**Task to complete:** Below are records. Copy every line with "message" in it.
**** Data section ****
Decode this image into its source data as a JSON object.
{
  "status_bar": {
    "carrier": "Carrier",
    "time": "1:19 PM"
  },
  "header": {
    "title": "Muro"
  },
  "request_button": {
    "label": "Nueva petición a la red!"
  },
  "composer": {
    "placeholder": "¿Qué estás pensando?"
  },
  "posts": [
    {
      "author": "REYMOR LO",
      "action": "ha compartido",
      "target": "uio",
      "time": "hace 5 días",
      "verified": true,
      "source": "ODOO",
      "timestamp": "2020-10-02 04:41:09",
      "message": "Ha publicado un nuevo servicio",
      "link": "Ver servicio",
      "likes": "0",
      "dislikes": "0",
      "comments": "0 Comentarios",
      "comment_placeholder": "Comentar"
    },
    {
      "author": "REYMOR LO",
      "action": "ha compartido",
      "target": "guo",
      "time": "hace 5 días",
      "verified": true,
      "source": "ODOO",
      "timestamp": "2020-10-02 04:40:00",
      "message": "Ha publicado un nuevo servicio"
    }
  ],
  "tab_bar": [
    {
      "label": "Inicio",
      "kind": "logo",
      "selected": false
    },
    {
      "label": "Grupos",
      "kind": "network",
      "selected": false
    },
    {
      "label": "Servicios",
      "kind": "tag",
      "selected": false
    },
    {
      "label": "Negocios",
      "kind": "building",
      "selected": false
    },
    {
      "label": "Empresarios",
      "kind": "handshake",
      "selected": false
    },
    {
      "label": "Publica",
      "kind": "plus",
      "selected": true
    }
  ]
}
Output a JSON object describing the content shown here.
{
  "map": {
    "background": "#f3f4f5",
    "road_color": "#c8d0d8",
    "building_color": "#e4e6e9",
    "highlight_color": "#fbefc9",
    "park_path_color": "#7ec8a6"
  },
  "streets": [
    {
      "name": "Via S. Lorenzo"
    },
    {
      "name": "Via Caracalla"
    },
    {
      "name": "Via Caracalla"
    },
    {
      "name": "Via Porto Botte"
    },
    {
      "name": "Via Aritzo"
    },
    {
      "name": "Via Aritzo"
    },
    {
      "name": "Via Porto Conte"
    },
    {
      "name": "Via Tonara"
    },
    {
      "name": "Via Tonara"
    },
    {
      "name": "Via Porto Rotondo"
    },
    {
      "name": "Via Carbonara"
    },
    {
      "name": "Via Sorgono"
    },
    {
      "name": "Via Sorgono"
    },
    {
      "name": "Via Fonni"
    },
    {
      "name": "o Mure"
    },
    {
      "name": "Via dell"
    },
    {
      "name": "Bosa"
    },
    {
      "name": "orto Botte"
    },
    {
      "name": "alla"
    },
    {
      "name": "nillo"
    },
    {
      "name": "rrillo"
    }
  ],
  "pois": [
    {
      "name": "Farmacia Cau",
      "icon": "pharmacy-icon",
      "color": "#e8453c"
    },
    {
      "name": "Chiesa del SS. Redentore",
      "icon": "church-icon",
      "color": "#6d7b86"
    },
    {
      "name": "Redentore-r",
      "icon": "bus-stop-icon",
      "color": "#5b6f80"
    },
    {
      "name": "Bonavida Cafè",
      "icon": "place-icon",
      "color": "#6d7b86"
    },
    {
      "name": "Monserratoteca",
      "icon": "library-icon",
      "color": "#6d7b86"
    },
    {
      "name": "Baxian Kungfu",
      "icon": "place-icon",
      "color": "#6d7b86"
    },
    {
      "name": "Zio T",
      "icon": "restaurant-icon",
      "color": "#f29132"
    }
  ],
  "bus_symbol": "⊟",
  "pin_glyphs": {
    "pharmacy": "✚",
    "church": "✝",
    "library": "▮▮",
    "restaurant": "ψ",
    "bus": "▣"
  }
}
****
**The reply:**
      "message": "Ha publicado un nuevo servicio",
      "message": "Ha publicado un nuevo servicio"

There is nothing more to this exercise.